Task objective:
Leave out the images and repeat the listing below without a single change.

[Dataset entries on figures]
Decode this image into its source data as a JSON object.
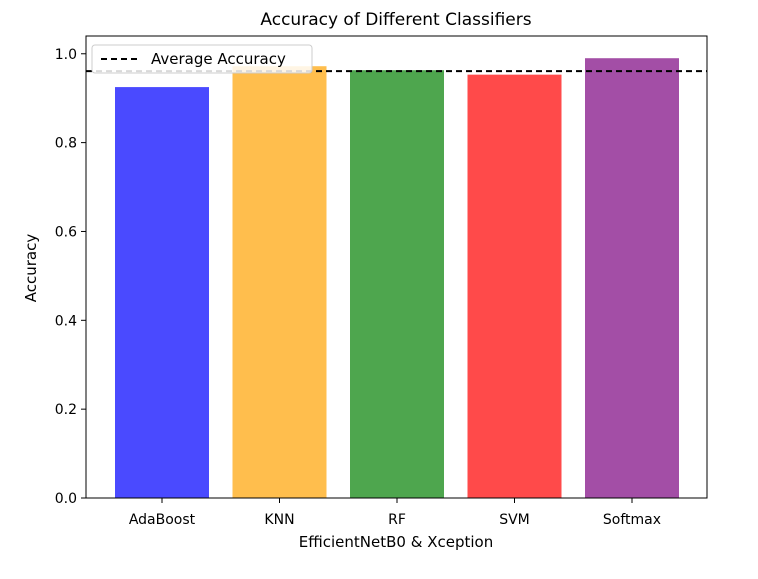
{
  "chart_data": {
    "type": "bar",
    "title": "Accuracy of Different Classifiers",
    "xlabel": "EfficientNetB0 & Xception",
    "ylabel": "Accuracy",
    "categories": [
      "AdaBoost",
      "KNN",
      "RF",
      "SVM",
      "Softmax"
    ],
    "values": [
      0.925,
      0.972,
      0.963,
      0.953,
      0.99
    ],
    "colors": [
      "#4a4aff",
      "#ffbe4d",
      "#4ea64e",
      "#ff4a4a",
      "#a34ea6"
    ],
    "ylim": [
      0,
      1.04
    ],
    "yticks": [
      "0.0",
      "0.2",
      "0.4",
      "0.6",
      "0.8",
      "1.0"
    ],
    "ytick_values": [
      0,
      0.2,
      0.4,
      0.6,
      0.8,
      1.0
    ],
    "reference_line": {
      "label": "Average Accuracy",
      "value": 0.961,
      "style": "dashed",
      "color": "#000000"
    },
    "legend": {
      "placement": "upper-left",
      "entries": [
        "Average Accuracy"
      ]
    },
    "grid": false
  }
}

Solution to this task:
Decode this image into its source data as a JSON object.
{
  "chart_data": {
    "type": "bar",
    "title": "Accuracy of Different Classifiers",
    "xlabel": "EfficientNetB0 & Xception",
    "ylabel": "Accuracy",
    "categories": [
      "AdaBoost",
      "KNN",
      "RF",
      "SVM",
      "Softmax"
    ],
    "values": [
      0.925,
      0.972,
      0.963,
      0.953,
      0.99
    ],
    "colors": [
      "#4a4aff",
      "#ffbe4d",
      "#4ea64e",
      "#ff4a4a",
      "#a34ea6"
    ],
    "ylim": [
      0,
      1.04
    ],
    "yticks": [
      "0.0",
      "0.2",
      "0.4",
      "0.6",
      "0.8",
      "1.0"
    ],
    "ytick_values": [
      0,
      0.2,
      0.4,
      0.6,
      0.8,
      1.0
    ],
    "reference_line": {
      "label": "Average Accuracy",
      "value": 0.961,
      "style": "dashed",
      "color": "#000000"
    },
    "legend": {
      "placement": "upper-left",
      "entries": [
        "Average Accuracy"
      ]
    },
    "grid": false
  }
}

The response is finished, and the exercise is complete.